== Page

Magazine France

Militaires en Afghanistan "On est tombé dans un piège"

Publié le 22 août 2008 par Olive
Selon des témoignages recueillis par Florence Aubenas, envoyée spéciale du Nouvel Observateur, les militaires français auraient pu être trahis par des Afghans avec qui ils travaillaient.

Peut-on dire que les soldats tués ou blessés dans l'embuscade étaient mal préparés ?
- Il s'agit de l'élite de l'armée française. Le 8e RPIMa est l'un des régiments les plus prestigieux. Rien ne permet de dire qu'ils étaient mal préparés. Ce dont il faut bien se rendre compte, c'est que nous n'avons pas une armée de guerre. C'est paradoxal mais la guerre n'est plus une des missions majeures de l'armée. Depuis la professionnalisation de l'armée, la France ne connait pas la guerre. Ce qui est certain c'est que si le 8e RPIMa n'est pas bien préparé, personne ne l'est.
En France, on s'est créé tout un imaginaire autour des soldats de 20 ans, "Avoir 20 ans dans les Aurès"… A la différence de cette époque là, où les soldats étaient envoyés malgré eux dans les conflits armés, aujourd'hui, on a une armée professionnelle.
Une erreur de commandement pourrait-elle être une des causes du bilan tragique ? Que pensez-vous de la thèse selon laquelle, parmi les 10 soldats français tués et les 21 blessés, certains pourraient avoir été victimes de frappes aériennes de l'Otan ?
- Je ne sais pas si c'est une erreur de commandement. En Afghanistan, les Français étaient partisans de faire une armée de patrouille, proche de l'homme et des civils. L'armée française s'est attachée à cela. Les soldats sont tombés dans l'embuscade car ils étaient à pied. Jusqu'à présent, l'armée française a décrit cette stratégie comme sa force mais aujourd'hui, les insurgés ont profité de cette manière de faire.

====
== Données de travail

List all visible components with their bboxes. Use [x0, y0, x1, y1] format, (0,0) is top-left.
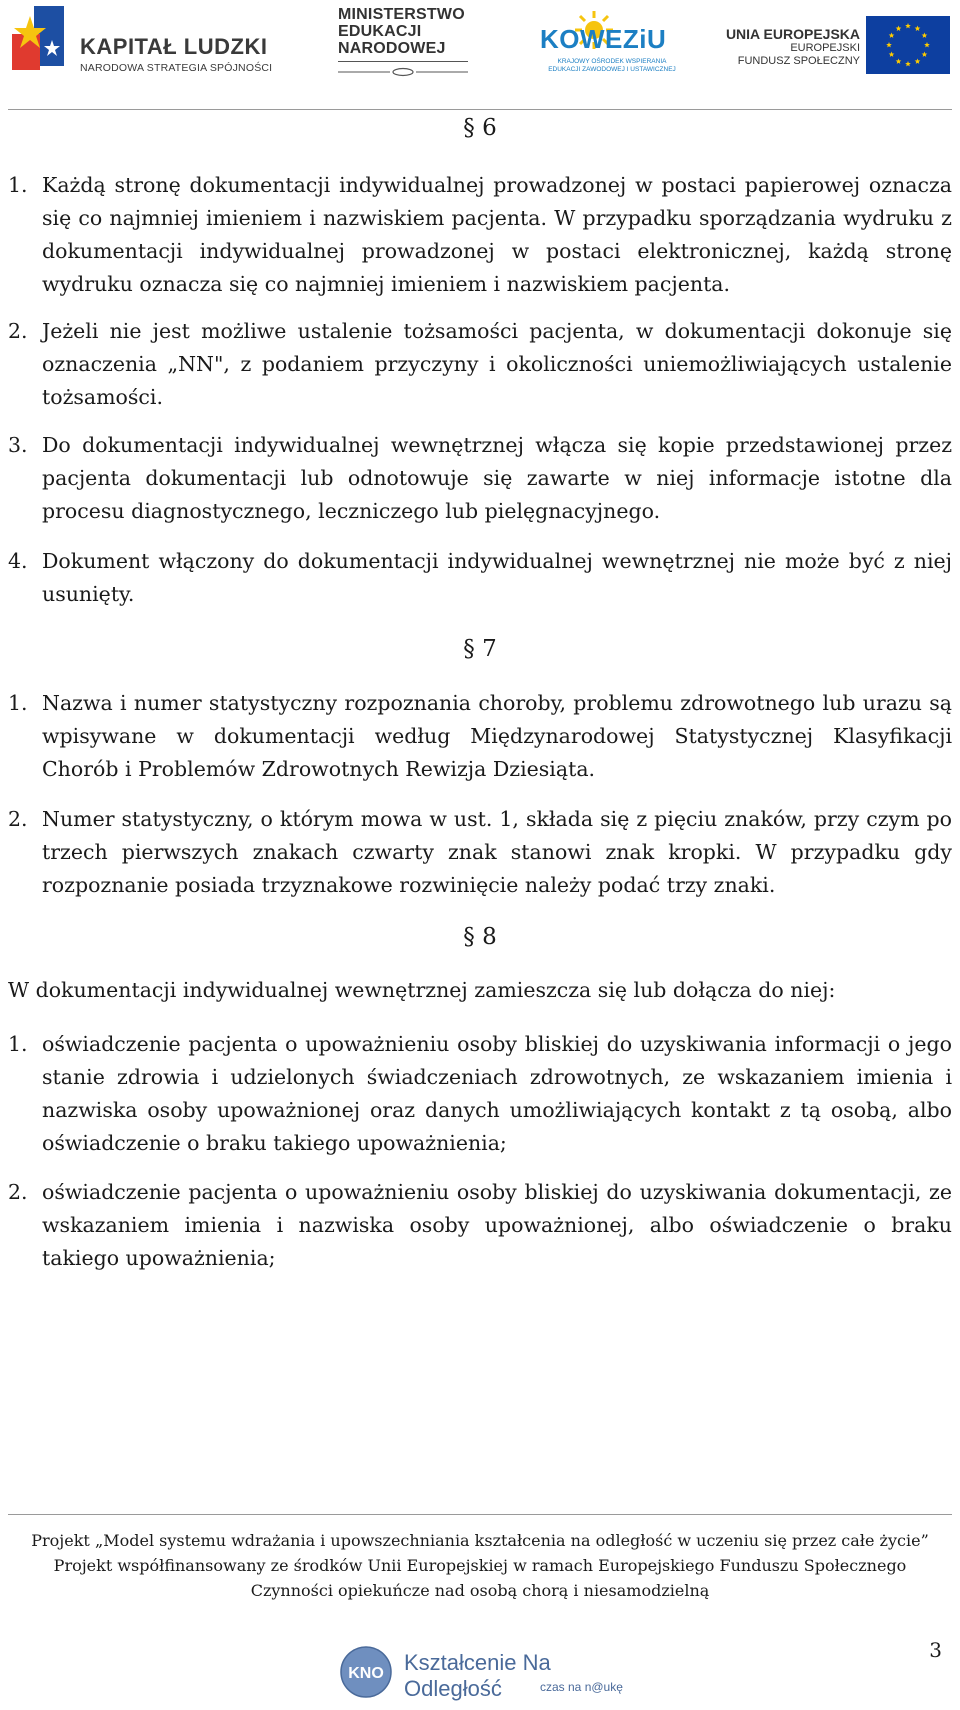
page-number: 3 — [929, 1638, 942, 1662]
section-7-item-1 — [8, 687, 952, 786]
kno-mark-text: KNO — [348, 1665, 384, 1682]
footer-funding-line: Projekt współfinansowany ze środków Unii Europejskiej w ramach Europejskiego Funduszu Społecznego — [53, 1556, 907, 1575]
kno-globe-icon — [340, 1646, 392, 1698]
kno-logo-subtitle: czas na n@ukę — [540, 1680, 623, 1694]
item-text: Numer statystyczny, o którym mowa w ust. 1, składa się z pięciu znaków, przy czym po trzech pierwszych znakach czwarty znak stanowi znak kropki. W przypadku gdy rozpoznanie posiada trzyznakowe rozwinięcie należy podać trzy znaki. — [42, 807, 952, 897]
ue-line1: UNIA EUROPEJSKA — [725, 26, 860, 42]
ue-line2: EUROPEJSKI — [790, 42, 860, 54]
item-text: Dokument włączony do dokumentacji indywidualnej wewnętrznej nie może być z niej usunięty. — [42, 549, 952, 606]
koweziu-subtitle-line2: EDUKACJI ZAWODOWEJ I USTAWICZNEJ — [548, 66, 676, 73]
kno-logo-title: Kształcenie Na Odległość — [404, 1650, 551, 1701]
section-6-item-4 — [8, 545, 952, 611]
header-divider — [8, 109, 952, 110]
eagle-ornament-icon — [338, 67, 468, 77]
kapital-ludzki-subtitle: NARODOWA STRATEGIA SPÓJNOŚCI — [80, 62, 273, 74]
ue-line3: FUNDUSZ SPOŁECZNY — [737, 55, 860, 67]
kapital-ludzki-title: KAPITAŁ LUDZKI — [80, 34, 268, 59]
kapital-ludzki-star-icon — [8, 6, 66, 74]
section-8-heading: § 8 — [463, 924, 497, 950]
koweziu-logo — [540, 6, 680, 102]
ue-logo — [720, 6, 952, 102]
ministerstwo-line3: NARODOWEJ — [338, 40, 446, 57]
ministerstwo-line2: EDUKACJI — [338, 23, 422, 40]
item-text: Każdą stronę dokumentacji indywidualnej prowadzonej w postaci papierowej oznacza się co najmniej imieniem i nazwiskiem pacjenta. W przypadku sporządzania wydruku z dokumentacji indywidualnej prowadzonej w postaci elektronicznej, każdą stronę wydruku oznacza się co najmniej imieniem i nazwiskiem pacjenta. — [42, 173, 952, 296]
item-number: 1. — [8, 173, 28, 197]
item-text: Jeżeli nie jest możliwe ustalenie tożsamości pacjenta, w dokumentacji dokonuje się oznaczenia „NN", z podaniem przyczyny i okoliczności uniemożliwiających ustalenie tożsamości. — [42, 319, 952, 409]
section-6-heading: § 6 — [463, 115, 497, 141]
koweziu-subtitle — [542, 58, 682, 74]
page-header — [0, 0, 960, 110]
footer-divider — [8, 1514, 952, 1515]
item-number: 1. — [8, 1032, 28, 1056]
section-7-heading: § 7 — [463, 636, 497, 662]
ministerstwo-logo — [338, 6, 478, 102]
item-text: oświadczenie pacjenta o upoważnieniu osoby bliskiej do uzyskiwania dokumentacji, ze wskazaniem imienia i nazwiska osoby upoważnionej, albo oświadczenie o braku takiego upoważnienia; — [42, 1180, 952, 1270]
ministerstwo-divider — [338, 61, 468, 62]
item-number: 2. — [8, 1180, 28, 1204]
section-8-intro: W dokumentacji indywidualnej wewnętrznej zamieszcza się lub dołącza do niej: — [8, 978, 836, 1002]
ministerstwo-line1: MINISTERSTWO — [338, 6, 465, 23]
eu-flag-icon — [866, 16, 950, 74]
item-text: Do dokumentacji indywidualnej wewnętrznej włącza się kopie przedstawionej przez pacjenta dokumentacji lub odnotowuje się zawarte w niej informacje istotne dla procesu diagnostycznego, leczniczego lub pielęgnacyjnego. — [42, 433, 952, 523]
section-6-item-2 — [8, 315, 952, 414]
ksztalcenie-na-odleglosc-logo — [340, 1642, 640, 1702]
koweziu-name: KOWEZiU — [540, 24, 667, 54]
kapital-ludzki-logo — [8, 6, 308, 102]
section-8-item-2 — [8, 1176, 952, 1275]
item-text: Nazwa i numer statystyczny rozpoznania choroby, problemu zdrowotnego lub urazu są wpisywane w dokumentacji według Międzynarodowej Statystycznej Klasyfikacji Chorób i Problemów Zdrowotnych Rewizja Dziesiąta. — [42, 691, 952, 781]
footer-course-line: Czynności opiekuńcze nad osobą chorą i niesamodzielną — [250, 1581, 710, 1600]
koweziu-subtitle-line1: KRAJOWY OŚRODEK WSPIERANIA — [557, 58, 667, 65]
section-6-item-3 — [8, 429, 952, 528]
item-number: 1. — [8, 691, 28, 715]
page-footer — [0, 1528, 960, 1603]
section-8-item-1 — [8, 1028, 952, 1160]
footer-project-line: Projekt „Model systemu wdrażania i upowszechniania kształcenia na odległość w uczeniu się przez całe życie” — [31, 1531, 929, 1550]
item-number: 2. — [8, 319, 28, 343]
item-number: 3. — [8, 433, 28, 457]
section-6-item-1 — [8, 169, 952, 301]
item-number: 2. — [8, 807, 28, 831]
section-7-item-2 — [8, 803, 952, 902]
item-text: oświadczenie pacjenta o upoważnieniu osoby bliskiej do uzyskiwania informacji o jego stanie zdrowia i udzielonych świadczeniach zdrowotnych, ze wskazaniem imienia i nazwiska osoby upoważnionej oraz danych umożliwiających kontakt z tą osobą, albo oświadczenie o braku takiego upoważnienia; — [42, 1032, 952, 1155]
item-number: 4. — [8, 549, 28, 573]
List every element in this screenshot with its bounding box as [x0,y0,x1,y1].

====

* **Consigne A**: Reproduisez à l'identique le passage de l'article sur les militaires en Afghanistan, en commençant par « Magazine France » et en continuant jusqu'à « mal préparés ? ».
* **Consigne B**: Veuillez transcrire telles quelles les lignes des entrées, en commençant par la ligne qui contient « page-number: 3 — [929, 1638, 942, 1662] » et en continuant jusqu'à la ligne qui contient « koweziu-subtitle-line2: EDUKACJI ZAWODOWEJ », ces deux lignes comprises.

* **Réponse attendue A**:
Magazine France

Militaires en Afghanistan "On est tombé dans un piège"

Publié le 22 août 2008 par Olive
Selon des témoignages recueillis par Florence Aubenas, envoyée spéciale du Nouvel Observateur, les militaires français auraient pu être trahis par des Afghans avec qui ils travaillaient.

Peut-on dire que les soldats tués ou blessés dans l'embuscade étaient mal préparés ?

* **Réponse attendue B**:
page-number: 3 — [929, 1638, 942, 1662]
section-7-item-1 — [8, 687, 952, 786]
kno-mark-text: KNO — [348, 1665, 384, 1682]
footer-funding-line: Projekt współfinansowany ze środków Unii Europejskiej w ramach Europejskiego Funduszu Społecznego — [53, 1556, 907, 1575]
kno-globe-icon — [340, 1646, 392, 1698]
kno-logo-subtitle: czas na n@ukę — [540, 1680, 623, 1694]
item-text: Numer statystyczny, o którym mowa w ust. 1, składa się z pięciu znaków, przy czym po trzech pierwszych znakach czwarty znak stanowi znak kropki. W przypadku gdy rozpoznanie posiada trzyznakowe rozwinięcie należy podać trzy znaki. — [42, 807, 952, 897]
ue-line1: UNIA EUROPEJSKA — [725, 26, 860, 42]
ue-line2: EUROPEJSKI — [790, 42, 860, 54]
item-text: Dokument włączony do dokumentacji indywidualnej wewnętrznej nie może być z niej usunięty. — [42, 549, 952, 606]
koweziu-subtitle-line2: EDUKACJI ZAWODOWEJ I USTAWICZNEJ — [548, 66, 676, 73]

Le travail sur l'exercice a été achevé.